* [Problem details]
Express the lines as a JSON list of strings, one string per line and no blank lines. Begin with the very first line and stop after the line that has "part-number-12[interactable]: 12 xyxy=(390,670,401,681)", keeping both of those end lines.

[Saved data entries]
****

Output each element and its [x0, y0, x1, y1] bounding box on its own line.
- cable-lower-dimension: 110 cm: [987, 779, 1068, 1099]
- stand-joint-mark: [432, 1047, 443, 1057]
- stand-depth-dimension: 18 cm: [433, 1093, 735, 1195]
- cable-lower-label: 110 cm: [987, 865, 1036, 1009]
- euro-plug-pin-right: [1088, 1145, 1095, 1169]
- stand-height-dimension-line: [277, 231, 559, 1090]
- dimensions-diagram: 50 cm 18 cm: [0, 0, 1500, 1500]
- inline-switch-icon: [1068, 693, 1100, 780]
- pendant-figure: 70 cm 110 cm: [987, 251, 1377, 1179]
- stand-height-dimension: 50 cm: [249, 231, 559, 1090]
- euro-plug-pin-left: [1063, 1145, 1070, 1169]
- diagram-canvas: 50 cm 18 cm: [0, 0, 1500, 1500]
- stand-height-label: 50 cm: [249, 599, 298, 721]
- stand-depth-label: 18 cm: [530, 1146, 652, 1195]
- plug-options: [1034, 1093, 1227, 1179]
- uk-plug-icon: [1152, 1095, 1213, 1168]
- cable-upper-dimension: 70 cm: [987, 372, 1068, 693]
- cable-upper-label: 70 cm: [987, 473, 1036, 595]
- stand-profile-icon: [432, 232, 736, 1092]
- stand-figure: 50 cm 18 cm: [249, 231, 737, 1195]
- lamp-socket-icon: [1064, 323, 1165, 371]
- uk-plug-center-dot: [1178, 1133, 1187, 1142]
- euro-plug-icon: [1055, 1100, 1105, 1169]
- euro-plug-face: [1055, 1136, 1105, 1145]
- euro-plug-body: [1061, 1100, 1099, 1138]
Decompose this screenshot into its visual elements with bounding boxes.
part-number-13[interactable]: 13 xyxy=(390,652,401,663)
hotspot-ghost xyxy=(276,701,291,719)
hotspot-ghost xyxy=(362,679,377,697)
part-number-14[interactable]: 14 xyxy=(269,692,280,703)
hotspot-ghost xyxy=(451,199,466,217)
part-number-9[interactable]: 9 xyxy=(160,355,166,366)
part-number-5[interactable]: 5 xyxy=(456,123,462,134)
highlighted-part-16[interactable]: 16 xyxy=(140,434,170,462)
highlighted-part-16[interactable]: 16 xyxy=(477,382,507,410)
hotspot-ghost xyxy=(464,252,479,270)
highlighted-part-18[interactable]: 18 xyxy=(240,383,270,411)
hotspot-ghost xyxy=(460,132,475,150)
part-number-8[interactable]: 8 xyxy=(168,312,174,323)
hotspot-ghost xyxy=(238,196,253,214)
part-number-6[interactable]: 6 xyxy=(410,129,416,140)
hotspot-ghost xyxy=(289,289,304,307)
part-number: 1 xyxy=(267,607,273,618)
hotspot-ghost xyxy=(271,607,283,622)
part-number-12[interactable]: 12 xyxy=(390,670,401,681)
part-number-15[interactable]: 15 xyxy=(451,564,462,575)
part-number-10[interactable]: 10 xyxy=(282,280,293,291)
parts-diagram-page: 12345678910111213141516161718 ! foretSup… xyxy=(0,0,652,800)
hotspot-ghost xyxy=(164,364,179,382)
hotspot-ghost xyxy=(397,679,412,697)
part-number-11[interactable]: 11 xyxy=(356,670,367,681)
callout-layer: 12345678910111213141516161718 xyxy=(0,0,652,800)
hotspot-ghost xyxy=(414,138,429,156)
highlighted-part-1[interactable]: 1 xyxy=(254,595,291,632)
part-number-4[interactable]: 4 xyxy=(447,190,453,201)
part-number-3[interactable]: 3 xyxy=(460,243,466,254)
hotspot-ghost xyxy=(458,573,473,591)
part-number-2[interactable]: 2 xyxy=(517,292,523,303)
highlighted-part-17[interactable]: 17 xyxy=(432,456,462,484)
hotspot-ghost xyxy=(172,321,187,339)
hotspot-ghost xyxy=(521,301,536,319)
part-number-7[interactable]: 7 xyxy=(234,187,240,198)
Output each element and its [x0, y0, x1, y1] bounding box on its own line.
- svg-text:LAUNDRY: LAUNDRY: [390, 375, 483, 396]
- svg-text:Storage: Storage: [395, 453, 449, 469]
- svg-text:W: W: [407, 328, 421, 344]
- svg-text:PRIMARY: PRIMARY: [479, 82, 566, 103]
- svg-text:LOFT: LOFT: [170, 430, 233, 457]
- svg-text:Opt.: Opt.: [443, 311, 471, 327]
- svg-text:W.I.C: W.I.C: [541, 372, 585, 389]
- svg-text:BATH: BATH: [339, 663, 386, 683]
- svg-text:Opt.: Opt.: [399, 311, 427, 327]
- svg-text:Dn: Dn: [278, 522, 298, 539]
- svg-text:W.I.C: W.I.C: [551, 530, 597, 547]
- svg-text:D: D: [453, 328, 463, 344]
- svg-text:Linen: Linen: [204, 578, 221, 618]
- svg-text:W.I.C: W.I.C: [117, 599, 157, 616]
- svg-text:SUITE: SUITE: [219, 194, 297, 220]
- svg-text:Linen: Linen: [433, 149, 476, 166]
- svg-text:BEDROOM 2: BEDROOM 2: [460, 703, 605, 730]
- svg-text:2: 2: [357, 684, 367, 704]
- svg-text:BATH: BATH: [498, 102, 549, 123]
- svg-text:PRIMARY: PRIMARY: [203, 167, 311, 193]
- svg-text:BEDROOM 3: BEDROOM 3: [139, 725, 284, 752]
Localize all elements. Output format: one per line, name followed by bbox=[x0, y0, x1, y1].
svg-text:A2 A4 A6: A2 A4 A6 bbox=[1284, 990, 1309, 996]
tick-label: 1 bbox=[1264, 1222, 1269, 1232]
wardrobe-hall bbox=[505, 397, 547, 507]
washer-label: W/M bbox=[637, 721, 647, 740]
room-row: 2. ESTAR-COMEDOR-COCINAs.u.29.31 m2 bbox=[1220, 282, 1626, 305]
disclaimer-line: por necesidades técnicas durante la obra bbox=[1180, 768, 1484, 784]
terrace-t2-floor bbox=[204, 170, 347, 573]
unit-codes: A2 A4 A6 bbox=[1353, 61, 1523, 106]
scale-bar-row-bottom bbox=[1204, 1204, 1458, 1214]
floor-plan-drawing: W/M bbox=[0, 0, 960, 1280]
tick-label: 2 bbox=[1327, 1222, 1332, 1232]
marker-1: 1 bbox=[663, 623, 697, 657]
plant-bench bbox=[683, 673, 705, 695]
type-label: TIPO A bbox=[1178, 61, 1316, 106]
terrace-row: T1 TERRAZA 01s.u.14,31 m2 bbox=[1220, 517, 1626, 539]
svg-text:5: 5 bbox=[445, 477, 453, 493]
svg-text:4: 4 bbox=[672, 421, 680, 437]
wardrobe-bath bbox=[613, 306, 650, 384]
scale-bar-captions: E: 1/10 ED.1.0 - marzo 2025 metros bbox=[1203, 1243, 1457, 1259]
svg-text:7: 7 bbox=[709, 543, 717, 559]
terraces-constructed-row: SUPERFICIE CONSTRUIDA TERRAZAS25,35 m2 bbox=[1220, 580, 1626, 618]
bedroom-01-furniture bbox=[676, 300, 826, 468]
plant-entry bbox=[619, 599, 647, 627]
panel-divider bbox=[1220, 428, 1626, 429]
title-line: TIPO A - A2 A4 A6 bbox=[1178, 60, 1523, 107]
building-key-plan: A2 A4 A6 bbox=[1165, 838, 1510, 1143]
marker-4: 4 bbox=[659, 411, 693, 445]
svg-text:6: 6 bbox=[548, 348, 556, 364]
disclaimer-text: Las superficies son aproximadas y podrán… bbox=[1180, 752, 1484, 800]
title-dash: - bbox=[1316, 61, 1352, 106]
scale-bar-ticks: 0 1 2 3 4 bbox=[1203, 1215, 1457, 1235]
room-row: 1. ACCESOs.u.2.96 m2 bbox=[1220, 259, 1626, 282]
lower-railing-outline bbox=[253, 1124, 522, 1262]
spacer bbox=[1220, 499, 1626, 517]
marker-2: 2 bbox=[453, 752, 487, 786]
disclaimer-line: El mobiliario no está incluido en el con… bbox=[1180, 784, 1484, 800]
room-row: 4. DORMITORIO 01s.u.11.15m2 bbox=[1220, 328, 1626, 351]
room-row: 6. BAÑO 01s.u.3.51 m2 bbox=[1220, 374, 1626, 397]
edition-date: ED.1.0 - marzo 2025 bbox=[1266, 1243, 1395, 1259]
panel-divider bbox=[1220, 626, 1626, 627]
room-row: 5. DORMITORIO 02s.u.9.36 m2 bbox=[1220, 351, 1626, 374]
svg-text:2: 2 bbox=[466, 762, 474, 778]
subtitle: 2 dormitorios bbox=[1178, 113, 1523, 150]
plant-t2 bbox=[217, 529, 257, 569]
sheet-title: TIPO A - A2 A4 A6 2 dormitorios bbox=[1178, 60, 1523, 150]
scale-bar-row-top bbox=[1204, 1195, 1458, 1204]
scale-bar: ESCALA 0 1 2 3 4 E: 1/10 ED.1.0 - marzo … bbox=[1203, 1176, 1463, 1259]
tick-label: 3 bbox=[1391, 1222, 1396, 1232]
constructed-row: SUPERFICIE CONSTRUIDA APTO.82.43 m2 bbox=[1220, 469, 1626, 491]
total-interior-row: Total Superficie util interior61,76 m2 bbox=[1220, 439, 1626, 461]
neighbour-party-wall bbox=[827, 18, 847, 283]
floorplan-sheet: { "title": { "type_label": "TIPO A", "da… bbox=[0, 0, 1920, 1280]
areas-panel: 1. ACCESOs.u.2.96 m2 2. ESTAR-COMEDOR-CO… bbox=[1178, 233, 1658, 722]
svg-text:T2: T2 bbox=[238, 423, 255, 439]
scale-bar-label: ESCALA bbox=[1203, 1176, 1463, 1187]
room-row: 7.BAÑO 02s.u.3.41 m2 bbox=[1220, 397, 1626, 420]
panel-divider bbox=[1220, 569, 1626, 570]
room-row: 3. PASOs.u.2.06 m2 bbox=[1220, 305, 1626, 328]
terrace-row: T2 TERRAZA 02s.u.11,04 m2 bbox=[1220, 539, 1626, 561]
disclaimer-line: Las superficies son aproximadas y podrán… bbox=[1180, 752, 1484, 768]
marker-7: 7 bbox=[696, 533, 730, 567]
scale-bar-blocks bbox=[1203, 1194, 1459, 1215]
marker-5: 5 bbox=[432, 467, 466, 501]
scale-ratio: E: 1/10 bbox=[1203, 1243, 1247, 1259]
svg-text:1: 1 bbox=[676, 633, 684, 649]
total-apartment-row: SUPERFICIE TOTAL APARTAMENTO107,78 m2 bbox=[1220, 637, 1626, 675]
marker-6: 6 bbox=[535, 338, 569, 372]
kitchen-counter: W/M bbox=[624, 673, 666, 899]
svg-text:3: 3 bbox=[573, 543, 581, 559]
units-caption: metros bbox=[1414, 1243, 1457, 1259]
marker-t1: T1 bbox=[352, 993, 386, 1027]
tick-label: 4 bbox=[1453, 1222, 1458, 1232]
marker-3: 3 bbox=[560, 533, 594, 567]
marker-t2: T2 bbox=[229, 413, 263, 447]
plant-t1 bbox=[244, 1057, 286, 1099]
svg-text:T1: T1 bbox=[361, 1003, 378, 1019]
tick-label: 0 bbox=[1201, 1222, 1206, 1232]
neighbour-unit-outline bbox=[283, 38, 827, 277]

****

* [The reply]
[
  "Output each element and its [x0, y0, x1, y1] bounding box on its own line.",
  "- cable-lower-dimension: 110 cm: [987, 779, 1068, 1099]",
  "- stand-joint-mark: [432, 1047, 443, 1057]",
  "- stand-depth-dimension: 18 cm: [433, 1093, 735, 1195]",
  "- cable-lower-label: 110 cm: [987, 865, 1036, 1009]",
  "- euro-plug-pin-right: [1088, 1145, 1095, 1169]",
  "- stand-height-dimension-line: [277, 231, 559, 1090]",
  "- dimensions-diagram: 50 cm 18 cm: [0, 0, 1500, 1500]",
  "- inline-switch-icon: [1068, 693, 1100, 780]",
  "- pendant-figure: 70 cm 110 cm: [987, 251, 1377, 1179]",
  "- stand-height-dimension: 50 cm: [249, 231, 559, 1090]",
  "- euro-plug-pin-left: [1063, 1145, 1070, 1169]",
  "- diagram-canvas: 50 cm 18 cm: [0, 0, 1500, 1500]",
  "- stand-height-label: 50 cm: [249, 599, 298, 721]",
  "- stand-depth-label: 18 cm: [530, 1146, 652, 1195]",
  "- plug-options: [1034, 1093, 1227, 1179]",
  "- uk-plug-icon: [1152, 1095, 1213, 1168]",
  "- cable-upper-dimension: 70 cm: [987, 372, 1068, 693]",
  "- cable-upper-label: 70 cm: [987, 473, 1036, 595]",
  "- stand-profile-icon: [432, 232, 736, 1092]",
  "- stand-figure: 50 cm 18 cm: [249, 231, 737, 1195]",
  "- lamp-socket-icon: [1064, 323, 1165, 371]",
  "- uk-plug-center-dot: [1178, 1133, 1187, 1142]",
  "- euro-plug-icon: [1055, 1100, 1105, 1169]",
  "- euro-plug-face: [1055, 1136, 1105, 1145]",
  "- euro-plug-body: [1061, 1100, 1099, 1138]",
  "Decompose this screenshot into its visual elements with bounding boxes.",
  "part-number-13[interactable]: 13 xyxy=(390,652,401,663)",
  "hotspot-ghost xyxy=(276,701,291,719)",
  "hotspot-ghost xyxy=(362,679,377,697)",
  "part-number-14[interactable]: 14 xyxy=(269,692,280,703)",
  "hotspot-ghost xyxy=(451,199,466,217)",
  "part-number-9[interactable]: 9 xyxy=(160,355,166,366)",
  "part-number-5[interactable]: 5 xyxy=(456,123,462,134)",
  "highlighted-part-16[interactable]: 16 xyxy=(140,434,170,462)",
  "highlighted-part-16[interactable]: 16 xyxy=(477,382,507,410)",
  "hotspot-ghost xyxy=(464,252,479,270)",
  "highlighted-part-18[interactable]: 18 xyxy=(240,383,270,411)",
  "hotspot-ghost xyxy=(460,132,475,150)",
  "part-number-8[interactable]: 8 xyxy=(168,312,174,323)",
  "hotspot-ghost xyxy=(238,196,253,214)",
  "part-number-6[interactable]: 6 xyxy=(410,129,416,140)",
  "hotspot-ghost xyxy=(289,289,304,307)",
  "part-number: 1 xyxy=(267,607,273,618)",
  "hotspot-ghost xyxy=(271,607,283,622)",
  "part-number-12[interactable]: 12 xyxy=(390,670,401,681)"
]